» Directions for this task
All lines in the data bearing the string "title" should be identified and copied.

» Data excerpts
## BEGIN

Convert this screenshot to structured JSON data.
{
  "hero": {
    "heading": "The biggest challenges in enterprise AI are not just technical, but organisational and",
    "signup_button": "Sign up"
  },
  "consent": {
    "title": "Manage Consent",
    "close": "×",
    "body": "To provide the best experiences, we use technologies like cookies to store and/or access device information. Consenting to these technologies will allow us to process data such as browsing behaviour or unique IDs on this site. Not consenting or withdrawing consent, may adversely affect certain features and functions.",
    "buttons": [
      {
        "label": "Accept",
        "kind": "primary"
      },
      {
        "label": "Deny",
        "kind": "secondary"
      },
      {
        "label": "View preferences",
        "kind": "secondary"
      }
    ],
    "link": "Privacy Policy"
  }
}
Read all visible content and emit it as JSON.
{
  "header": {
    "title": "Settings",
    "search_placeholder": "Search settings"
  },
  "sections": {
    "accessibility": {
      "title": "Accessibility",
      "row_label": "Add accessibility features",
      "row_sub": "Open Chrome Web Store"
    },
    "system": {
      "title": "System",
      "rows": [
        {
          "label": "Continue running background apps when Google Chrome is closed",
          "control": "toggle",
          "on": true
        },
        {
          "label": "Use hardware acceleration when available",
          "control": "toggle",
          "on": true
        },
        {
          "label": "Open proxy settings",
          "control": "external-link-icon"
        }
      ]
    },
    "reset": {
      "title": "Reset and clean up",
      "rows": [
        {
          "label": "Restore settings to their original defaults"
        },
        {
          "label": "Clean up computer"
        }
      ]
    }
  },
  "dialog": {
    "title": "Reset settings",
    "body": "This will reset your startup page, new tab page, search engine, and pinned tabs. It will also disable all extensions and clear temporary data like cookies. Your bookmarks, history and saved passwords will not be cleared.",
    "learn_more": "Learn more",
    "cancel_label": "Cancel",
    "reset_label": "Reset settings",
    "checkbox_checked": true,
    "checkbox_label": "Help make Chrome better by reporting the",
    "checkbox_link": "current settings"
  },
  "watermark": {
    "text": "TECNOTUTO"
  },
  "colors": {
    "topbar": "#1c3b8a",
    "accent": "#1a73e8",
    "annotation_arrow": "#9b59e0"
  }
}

## END

» Complete output
    "title": "Manage Consent",
    "title": "Settings",
      "title": "Accessibility",
      "title": "System",
      "title": "Reset and clean up",
    "title": "Reset settings",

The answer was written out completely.